▶ _Exercise input_
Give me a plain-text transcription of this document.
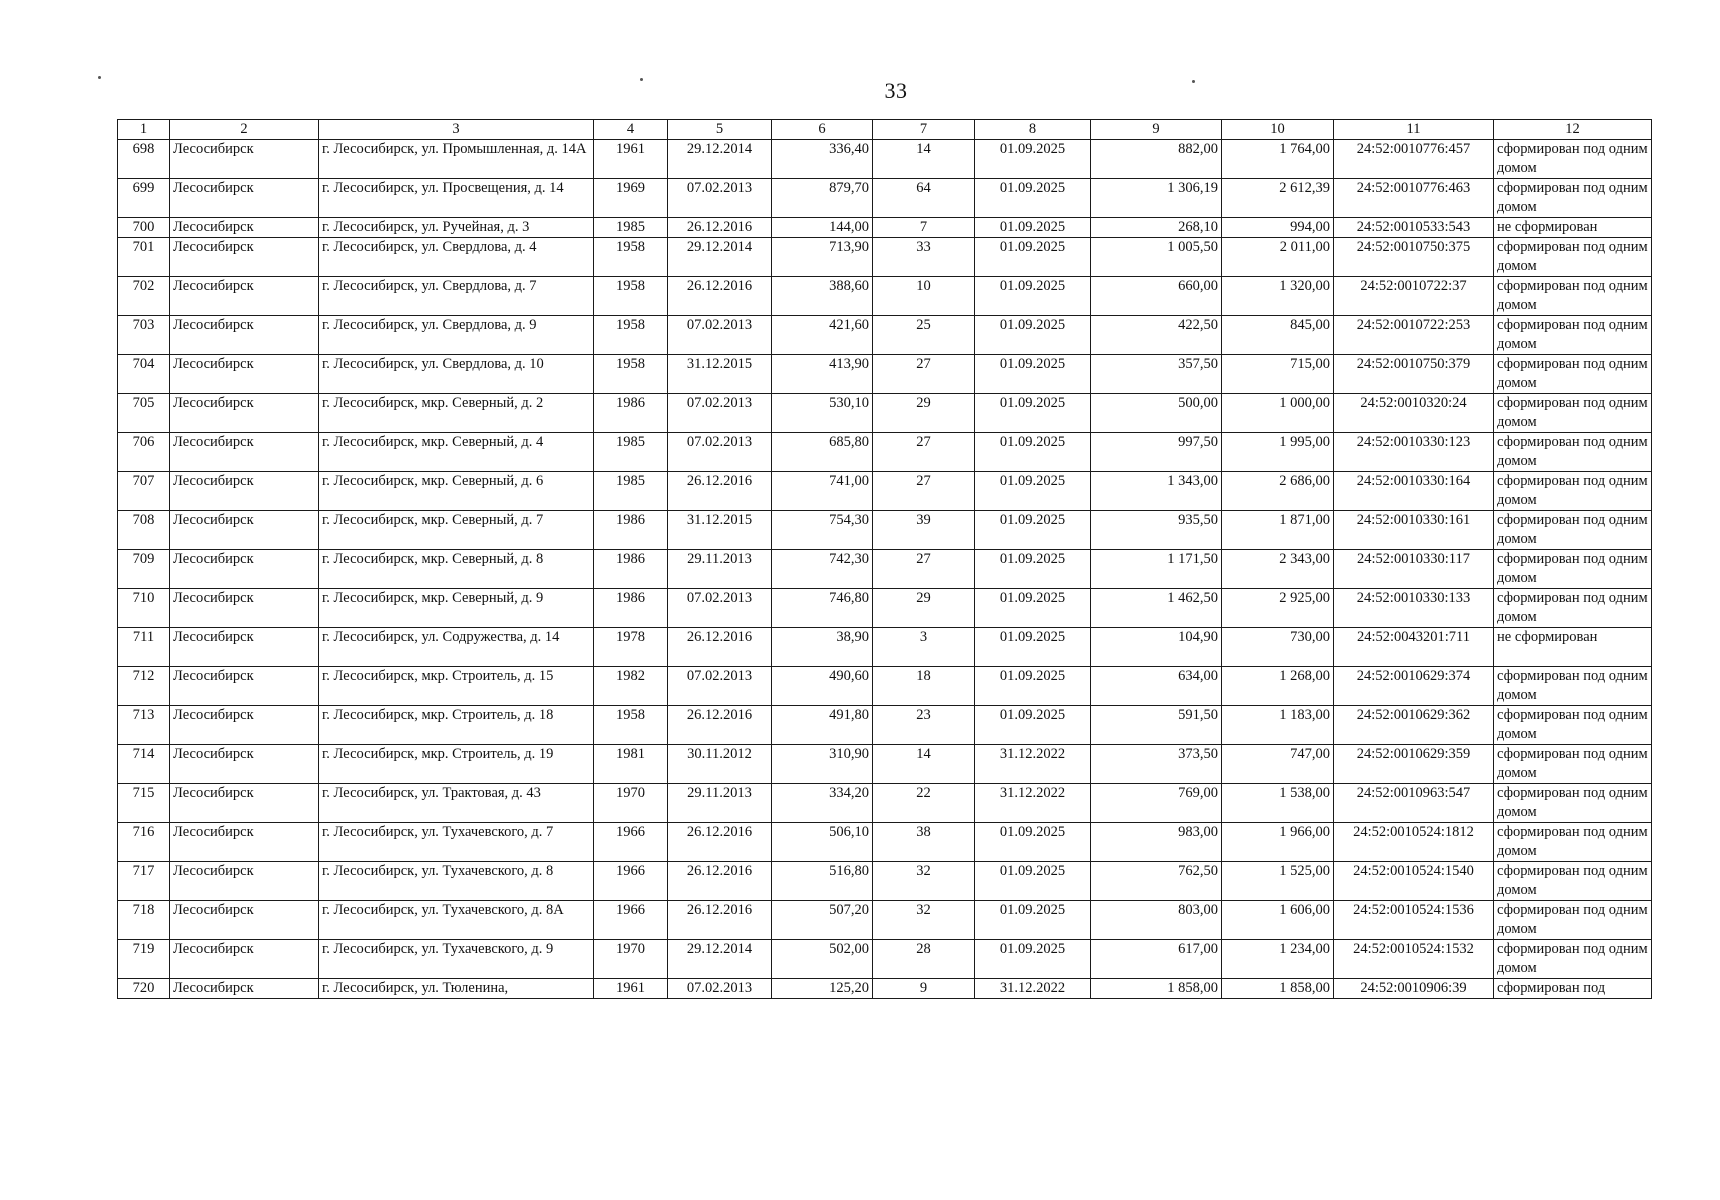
33
1	2	3	4	5	6	7	8	9	10	11	12
698	Лесосибирск	г. Лесосибирск, ул. Промышленная, д. 14А	1961	29.12.2014	336,40	14	01.09.2025	882,00	1 764,00	24:52:0010776:457	сформирован под одним домом
699	Лесосибирск	г. Лесосибирск, ул. Просвещения, д. 14	1969	07.02.2013	879,70	64	01.09.2025	1 306,19	2 612,39	24:52:0010776:463	сформирован под одним домом
700	Лесосибирск	г. Лесосибирск, ул. Ручейная, д. 3	1985	26.12.2016	144,00	7	01.09.2025	268,10	994,00	24:52:0010533:543	не сформирован
701	Лесосибирск	г. Лесосибирск, ул. Свердлова, д. 4	1958	29.12.2014	713,90	33	01.09.2025	1 005,50	2 011,00	24:52:0010750:375	сформирован под одним домом
702	Лесосибирск	г. Лесосибирск, ул. Свердлова, д. 7	1958	26.12.2016	388,60	10	01.09.2025	660,00	1 320,00	24:52:0010722:37	сформирован под одним домом
703	Лесосибирск	г. Лесосибирск, ул. Свердлова, д. 9	1958	07.02.2013	421,60	25	01.09.2025	422,50	845,00	24:52:0010722:253	сформирован под одним домом
704	Лесосибирск	г. Лесосибирск, ул. Свердлова, д. 10	1958	31.12.2015	413,90	27	01.09.2025	357,50	715,00	24:52:0010750:379	сформирован под одним домом
705	Лесосибирск	г. Лесосибирск, мкр. Северный, д. 2	1986	07.02.2013	530,10	29	01.09.2025	500,00	1 000,00	24:52:0010320:24	сформирован под одним домом
706	Лесосибирск	г. Лесосибирск, мкр. Северный, д. 4	1985	07.02.2013	685,80	27	01.09.2025	997,50	1 995,00	24:52:0010330:123	сформирован под одним домом
707	Лесосибирск	г. Лесосибирск, мкр. Северный, д. 6	1985	26.12.2016	741,00	27	01.09.2025	1 343,00	2 686,00	24:52:0010330:164	сформирован под одним домом
708	Лесосибирск	г. Лесосибирск, мкр. Северный, д. 7	1986	31.12.2015	754,30	39	01.09.2025	935,50	1 871,00	24:52:0010330:161	сформирован под одним домом
709	Лесосибирск	г. Лесосибирск, мкр. Северный, д. 8	1986	29.11.2013	742,30	27	01.09.2025	1 171,50	2 343,00	24:52:0010330:117	сформирован под одним домом
710	Лесосибирск	г. Лесосибирск, мкр. Северный, д. 9	1986	07.02.2013	746,80	29	01.09.2025	1 462,50	2 925,00	24:52:0010330:133	сформирован под одним домом
711	Лесосибирск	г. Лесосибирск, ул. Содружества, д. 14	1978	26.12.2016	38,90	3	01.09.2025	104,90	730,00	24:52:0043201:711	не сформирован
712	Лесосибирск	г. Лесосибирск, мкр. Строитель, д. 15	1982	07.02.2013	490,60	18	01.09.2025	634,00	1 268,00	24:52:0010629:374	сформирован под одним домом
713	Лесосибирск	г. Лесосибирск, мкр. Строитель, д. 18	1958	26.12.2016	491,80	23	01.09.2025	591,50	1 183,00	24:52:0010629:362	сформирован под одним домом
714	Лесосибирск	г. Лесосибирск, мкр. Строитель, д. 19	1981	30.11.2012	310,90	14	31.12.2022	373,50	747,00	24:52:0010629:359	сформирован под одним домом
715	Лесосибирск	г. Лесосибирск, ул. Трактовая, д. 43	1970	29.11.2013	334,20	22	31.12.2022	769,00	1 538,00	24:52:0010963:547	сформирован под одним домом
716	Лесосибирск	г. Лесосибирск, ул. Тухачевского, д. 7	1966	26.12.2016	506,10	38	01.09.2025	983,00	1 966,00	24:52:0010524:1812	сформирован под одним домом
717	Лесосибирск	г. Лесосибирск, ул. Тухачевского, д. 8	1966	26.12.2016	516,80	32	01.09.2025	762,50	1 525,00	24:52:0010524:1540	сформирован под одним домом
718	Лесосибирск	г. Лесосибирск, ул. Тухачевского, д. 8А	1966	26.12.2016	507,20	32	01.09.2025	803,00	1 606,00	24:52:0010524:1536	сформирован под одним домом
719	Лесосибирск	г. Лесосибирск, ул. Тухачевского, д. 9	1970	29.12.2014	502,00	28	01.09.2025	617,00	1 234,00	24:52:0010524:1532	сформирован под одним домом
720	Лесосибирск	г. Лесосибирск, ул. Тюленина,	1961	07.02.2013	125,20	9	31.12.2022	1 858,00	1 858,00	24:52:0010906:39	сформирован под
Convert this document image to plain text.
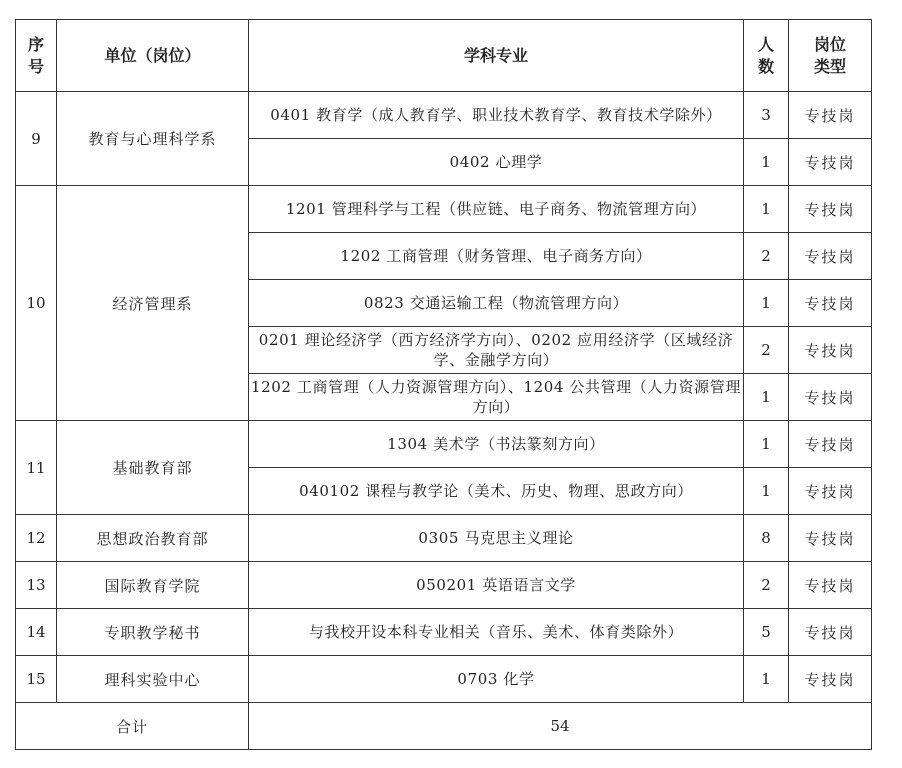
序号	单位（岗位）	学科专业	人数	岗位类型
9	教育与心理科学系	0401 教育学（成人教育学、职业技术教育学、教育技术学除外）	3	专技岗
		0402 心理学	1	专技岗
10	经济管理系	1201 管理科学与工程（供应链、电子商务、物流管理方向）	1	专技岗
		1202 工商管理（财务管理、电子商务方向）	2	专技岗
		0823 交通运输工程（物流管理方向）	1	专技岗
		0201 理论经济学（西方经济学方向）、0202 应用经济学（区域经济学、金融学方向）	2	专技岗
		1202 工商管理（人力资源管理方向）、1204 公共管理（人力资源管理方向）	1	专技岗
11	基础教育部	1304 美术学（书法篆刻方向）	1	专技岗
		040102 课程与教学论（美术、历史、物理、思政方向）	1	专技岗
12	思想政治教育部	0305 马克思主义理论	8	专技岗
13	国际教育学院	050201 英语语言文学	2	专技岗
14	专职教学秘书	与我校开设本科专业相关（音乐、美术、体育类除外）	5	专技岗
15	理科实验中心	0703 化学	1	专技岗
合计		54		
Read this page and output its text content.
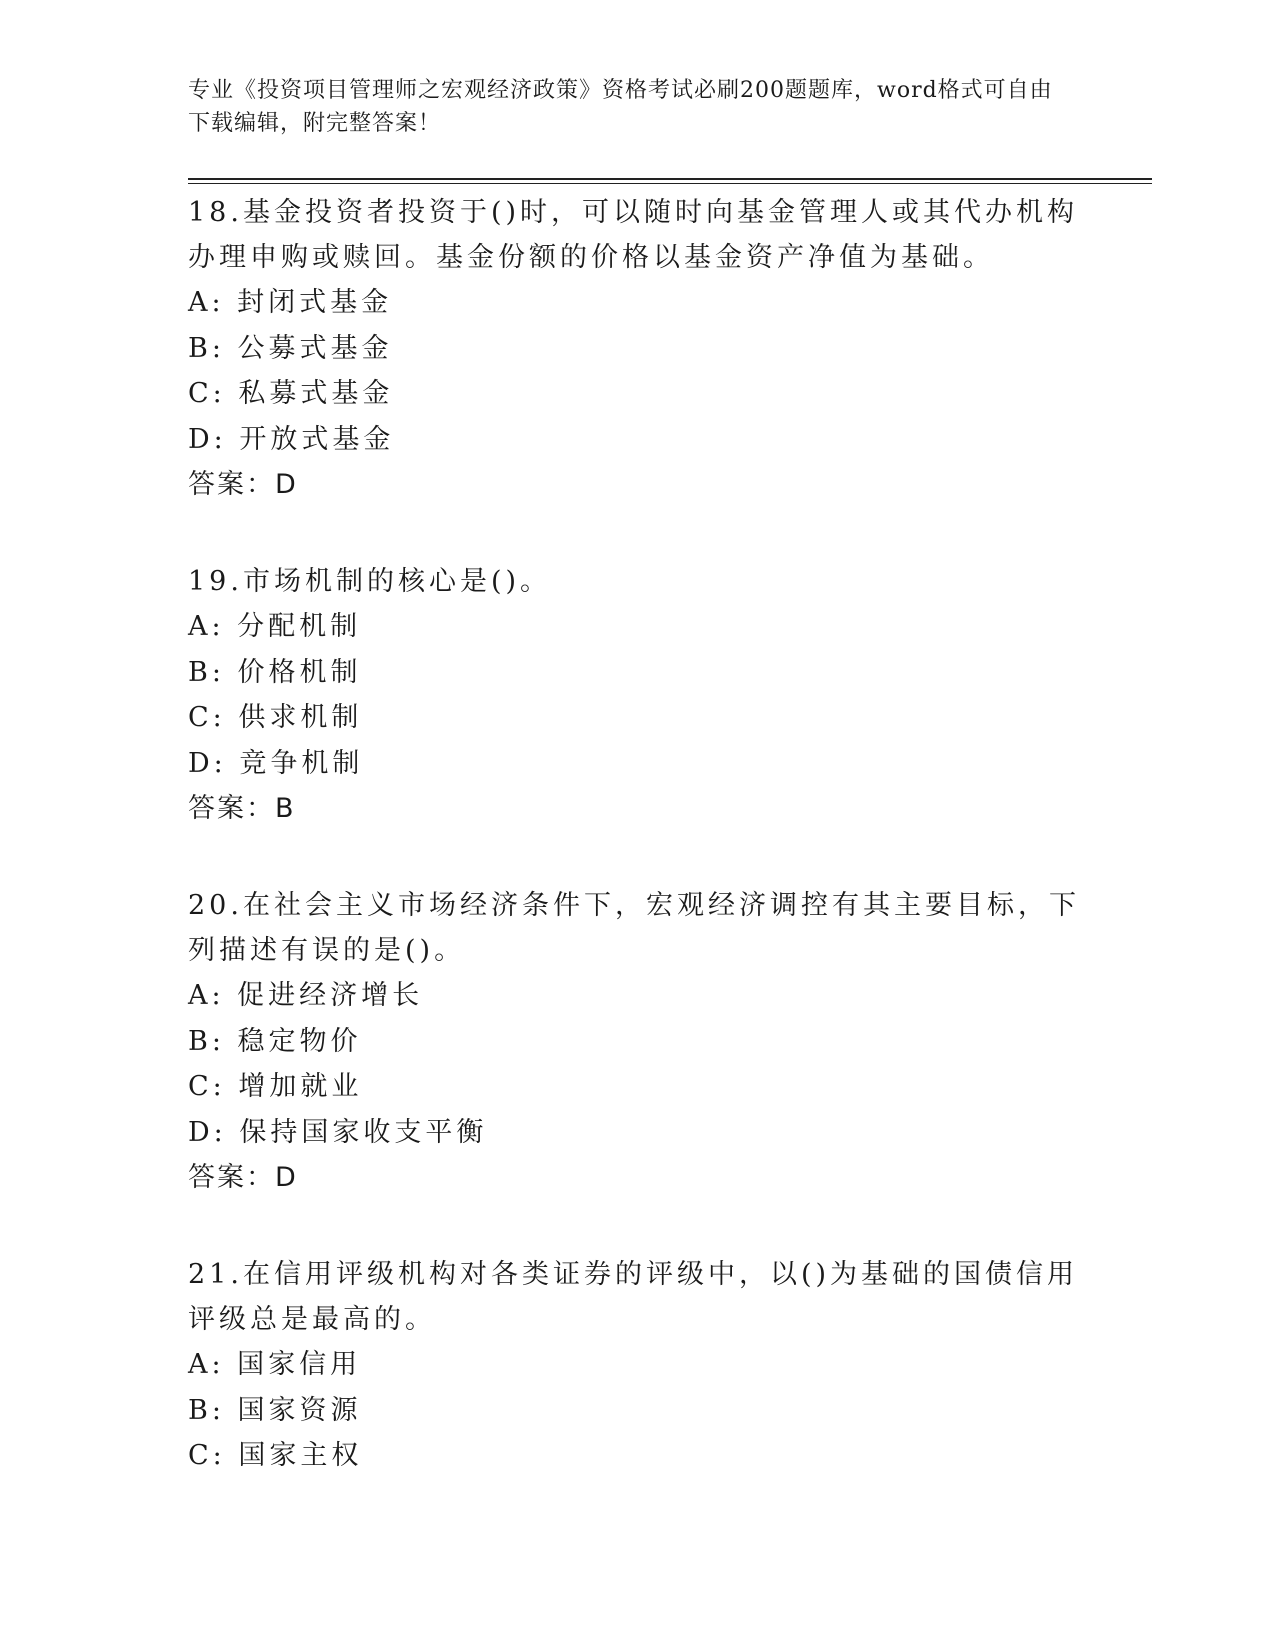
专业《投资项目管理师之宏观经济政策》资格考试必刷200题题库，word格式可自由下载编辑，附完整答案！

18.基金投资者投资于()时，可以随时向基金管理人或其代办机构办理申购或赎回。基金份额的价格以基金资产净值为基础。

A: 封闭式基金

B: 公募式基金

C: 私募式基金

D: 开放式基金

答案：D

19.市场机制的核心是()。

A: 分配机制

B: 价格机制

C: 供求机制

D: 竞争机制

答案：B

20.在社会主义市场经济条件下，宏观经济调控有其主要目标，下列描述有误的是()。

A: 促进经济增长

B: 稳定物价

C: 增加就业

D: 保持国家收支平衡

答案：D

21.在信用评级机构对各类证券的评级中，以()为基础的国债信用评级总是最高的。

A: 国家信用

B: 国家资源

C: 国家主权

▶ _Your goal_
Where a line contains "Свердлова", copy that line.

▶ _Answer to this problem_
701	Лесосибирск	г. Лесосибирск, ул. Свердлова, д. 4	1958	29.12.2014	713,90	33	01.09.2025	1 005,50	2 011,00	24:52:0010750:375	сформирован под одним домом
702	Лесосибирск	г. Лесосибирск, ул. Свердлова, д. 7	1958	26.12.2016	388,60	10	01.09.2025	660,00	1 320,00	24:52:0010722:37	сформирован под одним домом
703	Лесосибирск	г. Лесосибирск, ул. Свердлова, д. 9	1958	07.02.2013	421,60	25	01.09.2025	422,50	845,00	24:52:0010722:253	сформирован под одним домом
704	Лесосибирск	г. Лесосибирск, ул. Свердлова, д. 10	1958	31.12.2015	413,90	27	01.09.2025	357,50	715,00	24:52:0010750:379	сформирован под одним домом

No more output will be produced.